Instructions for the task -> Reproduce all of the data exactly.

* * * *

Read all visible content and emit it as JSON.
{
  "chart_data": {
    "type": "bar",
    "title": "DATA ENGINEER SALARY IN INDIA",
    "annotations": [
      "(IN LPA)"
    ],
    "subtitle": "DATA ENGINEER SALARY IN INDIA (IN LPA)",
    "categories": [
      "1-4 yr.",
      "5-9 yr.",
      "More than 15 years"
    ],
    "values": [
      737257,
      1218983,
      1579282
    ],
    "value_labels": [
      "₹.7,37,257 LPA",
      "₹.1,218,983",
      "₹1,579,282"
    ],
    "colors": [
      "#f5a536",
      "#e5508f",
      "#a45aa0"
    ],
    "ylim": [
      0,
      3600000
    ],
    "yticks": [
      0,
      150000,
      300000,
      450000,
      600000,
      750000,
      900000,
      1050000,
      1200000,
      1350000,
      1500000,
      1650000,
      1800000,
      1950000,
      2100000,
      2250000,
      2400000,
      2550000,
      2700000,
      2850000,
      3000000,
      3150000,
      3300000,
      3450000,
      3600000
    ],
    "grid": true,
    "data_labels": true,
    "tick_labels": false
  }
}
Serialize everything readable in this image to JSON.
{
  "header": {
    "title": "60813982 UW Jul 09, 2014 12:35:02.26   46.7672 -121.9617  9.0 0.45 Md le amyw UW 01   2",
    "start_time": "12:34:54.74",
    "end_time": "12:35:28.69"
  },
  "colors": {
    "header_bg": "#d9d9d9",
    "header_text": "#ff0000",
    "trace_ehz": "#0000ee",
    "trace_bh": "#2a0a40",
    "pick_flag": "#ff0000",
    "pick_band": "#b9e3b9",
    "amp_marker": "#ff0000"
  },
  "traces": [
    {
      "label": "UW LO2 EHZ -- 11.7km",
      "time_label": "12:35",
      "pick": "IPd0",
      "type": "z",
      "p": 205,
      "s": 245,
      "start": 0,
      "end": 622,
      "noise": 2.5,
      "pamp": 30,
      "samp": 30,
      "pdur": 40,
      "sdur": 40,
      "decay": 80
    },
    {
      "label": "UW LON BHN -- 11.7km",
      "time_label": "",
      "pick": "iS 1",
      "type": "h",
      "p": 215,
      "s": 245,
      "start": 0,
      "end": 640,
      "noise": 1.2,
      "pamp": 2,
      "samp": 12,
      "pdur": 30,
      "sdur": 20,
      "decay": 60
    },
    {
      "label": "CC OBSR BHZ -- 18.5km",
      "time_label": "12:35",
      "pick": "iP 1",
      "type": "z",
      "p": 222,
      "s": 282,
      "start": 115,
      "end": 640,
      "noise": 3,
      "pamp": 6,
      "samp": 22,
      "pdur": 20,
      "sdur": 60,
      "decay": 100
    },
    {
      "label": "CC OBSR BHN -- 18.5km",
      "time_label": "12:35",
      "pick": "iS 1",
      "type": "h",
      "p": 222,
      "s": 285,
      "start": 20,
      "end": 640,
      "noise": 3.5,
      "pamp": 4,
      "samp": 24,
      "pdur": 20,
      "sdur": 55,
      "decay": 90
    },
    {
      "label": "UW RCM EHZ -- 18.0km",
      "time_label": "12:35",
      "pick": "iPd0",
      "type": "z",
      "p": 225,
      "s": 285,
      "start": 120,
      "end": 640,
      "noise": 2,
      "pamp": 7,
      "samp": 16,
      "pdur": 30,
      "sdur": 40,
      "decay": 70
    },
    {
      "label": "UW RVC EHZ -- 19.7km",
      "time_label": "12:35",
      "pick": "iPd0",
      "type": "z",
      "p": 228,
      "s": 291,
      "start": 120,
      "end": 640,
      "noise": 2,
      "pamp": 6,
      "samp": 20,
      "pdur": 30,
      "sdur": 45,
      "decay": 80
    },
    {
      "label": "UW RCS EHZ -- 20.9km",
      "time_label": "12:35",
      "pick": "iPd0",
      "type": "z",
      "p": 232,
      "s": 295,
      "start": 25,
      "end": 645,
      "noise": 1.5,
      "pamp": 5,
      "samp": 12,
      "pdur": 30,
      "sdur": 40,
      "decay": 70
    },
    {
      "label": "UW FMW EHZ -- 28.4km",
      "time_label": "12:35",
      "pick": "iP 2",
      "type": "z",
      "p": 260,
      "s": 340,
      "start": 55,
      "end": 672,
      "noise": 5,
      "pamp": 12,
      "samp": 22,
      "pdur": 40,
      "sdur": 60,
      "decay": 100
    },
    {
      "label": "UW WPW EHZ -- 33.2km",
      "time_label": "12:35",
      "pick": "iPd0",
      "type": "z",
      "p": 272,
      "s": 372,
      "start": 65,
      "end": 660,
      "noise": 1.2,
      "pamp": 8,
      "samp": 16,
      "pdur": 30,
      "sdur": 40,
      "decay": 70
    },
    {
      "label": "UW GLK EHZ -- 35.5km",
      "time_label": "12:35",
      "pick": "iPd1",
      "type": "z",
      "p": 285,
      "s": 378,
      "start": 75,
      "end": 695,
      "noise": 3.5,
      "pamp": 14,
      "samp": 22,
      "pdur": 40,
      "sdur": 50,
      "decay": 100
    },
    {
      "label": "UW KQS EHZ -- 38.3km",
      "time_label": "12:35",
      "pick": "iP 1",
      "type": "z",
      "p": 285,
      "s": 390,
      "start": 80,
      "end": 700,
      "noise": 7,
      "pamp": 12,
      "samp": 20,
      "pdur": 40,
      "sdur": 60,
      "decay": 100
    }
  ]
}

* * * *

Answer for this exercise ->
Read all visible content and emit it as JSON.
{
  "chart_data": {
    "type": "bar",
    "title": "DATA ENGINEER SALARY IN INDIA",
    "annotations": [
      "(IN LPA)"
    ],
    "subtitle": "DATA ENGINEER SALARY IN INDIA (IN LPA)",
    "categories": [
      "1-4 yr.",
      "5-9 yr.",
      "More than 15 years"
    ],
    "values": [
      737257,
      1218983,
      1579282
    ],
    "value_labels": [
      "₹.7,37,257 LPA",
      "₹.1,218,983",
      "₹1,579,282"
    ],
    "colors": [
      "#f5a536",
      "#e5508f",
      "#a45aa0"
    ],
    "ylim": [
      0,
      3600000
    ],
    "yticks": [
      0,
      150000,
      300000,
      450000,
      600000,
      750000,
      900000,
      1050000,
      1200000,
      1350000,
      1500000,
      1650000,
      1800000,
      1950000,
      2100000,
      2250000,
      2400000,
      2550000,
      2700000,
      2850000,
      3000000,
      3150000,
      3300000,
      3450000,
      3600000
    ],
    "grid": true,
    "data_labels": true,
    "tick_labels": false
  }
}
Serialize everything readable in this image to JSON.
{
  "header": {
    "title": "60813982 UW Jul 09, 2014 12:35:02.26   46.7672 -121.9617  9.0 0.45 Md le amyw UW 01   2",
    "start_time": "12:34:54.74",
    "end_time": "12:35:28.69"
  },
  "colors": {
    "header_bg": "#d9d9d9",
    "header_text": "#ff0000",
    "trace_ehz": "#0000ee",
    "trace_bh": "#2a0a40",
    "pick_flag": "#ff0000",
    "pick_band": "#b9e3b9",
    "amp_marker": "#ff0000"
  },
  "traces": [
    {
      "label": "UW LO2 EHZ -- 11.7km",
      "time_label": "12:35",
      "pick": "IPd0",
      "type": "z",
      "p": 205,
      "s": 245,
      "start": 0,
      "end": 622,
      "noise": 2.5,
      "pamp": 30,
      "samp": 30,
      "pdur": 40,
      "sdur": 40,
      "decay": 80
    },
    {
      "label": "UW LON BHN -- 11.7km",
      "time_label": "",
      "pick": "iS 1",
      "type": "h",
      "p": 215,
      "s": 245,
      "start": 0,
      "end": 640,
      "noise": 1.2,
      "pamp": 2,
      "samp": 12,
      "pdur": 30,
      "sdur": 20,
      "decay": 60
    },
    {
      "label": "CC OBSR BHZ -- 18.5km",
      "time_label": "12:35",
      "pick": "iP 1",
      "type": "z",
      "p": 222,
      "s": 282,
      "start": 115,
      "end": 640,
      "noise": 3,
      "pamp": 6,
      "samp": 22,
      "pdur": 20,
      "sdur": 60,
      "decay": 100
    },
    {
      "label": "CC OBSR BHN -- 18.5km",
      "time_label": "12:35",
      "pick": "iS 1",
      "type": "h",
      "p": 222,
      "s": 285,
      "start": 20,
      "end": 640,
      "noise": 3.5,
      "pamp": 4,
      "samp": 24,
      "pdur": 20,
      "sdur": 55,
      "decay": 90
    },
    {
      "label": "UW RCM EHZ -- 18.0km",
      "time_label": "12:35",
      "pick": "iPd0",
      "type": "z",
      "p": 225,
      "s": 285,
      "start": 120,
      "end": 640,
      "noise": 2,
      "pamp": 7,
      "samp": 16,
      "pdur": 30,
      "sdur": 40,
      "decay": 70
    },
    {
      "label": "UW RVC EHZ -- 19.7km",
      "time_label": "12:35",
      "pick": "iPd0",
      "type": "z",
      "p": 228,
      "s": 291,
      "start": 120,
      "end": 640,
      "noise": 2,
      "pamp": 6,
      "samp": 20,
      "pdur": 30,
      "sdur": 45,
      "decay": 80
    },
    {
      "label": "UW RCS EHZ -- 20.9km",
      "time_label": "12:35",
      "pick": "iPd0",
      "type": "z",
      "p": 232,
      "s": 295,
      "start": 25,
      "end": 645,
      "noise": 1.5,
      "pamp": 5,
      "samp": 12,
      "pdur": 30,
      "sdur": 40,
      "decay": 70
    },
    {
      "label": "UW FMW EHZ -- 28.4km",
      "time_label": "12:35",
      "pick": "iP 2",
      "type": "z",
      "p": 260,
      "s": 340,
      "start": 55,
      "end": 672,
      "noise": 5,
      "pamp": 12,
      "samp": 22,
      "pdur": 40,
      "sdur": 60,
      "decay": 100
    },
    {
      "label": "UW WPW EHZ -- 33.2km",
      "time_label": "12:35",
      "pick": "iPd0",
      "type": "z",
      "p": 272,
      "s": 372,
      "start": 65,
      "end": 660,
      "noise": 1.2,
      "pamp": 8,
      "samp": 16,
      "pdur": 30,
      "sdur": 40,
      "decay": 70
    },
    {
      "label": "UW GLK EHZ -- 35.5km",
      "time_label": "12:35",
      "pick": "iPd1",
      "type": "z",
      "p": 285,
      "s": 378,
      "start": 75,
      "end": 695,
      "noise": 3.5,
      "pamp": 14,
      "samp": 22,
      "pdur": 40,
      "sdur": 50,
      "decay": 100
    },
    {
      "label": "UW KQS EHZ -- 38.3km",
      "time_label": "12:35",
      "pick": "iP 1",
      "type": "z",
      "p": 285,
      "s": 390,
      "start": 80,
      "end": 700,
      "noise": 7,
      "pamp": 12,
      "samp": 20,
      "pdur": 40,
      "sdur": 60,
      "decay": 100
    }
  ]
}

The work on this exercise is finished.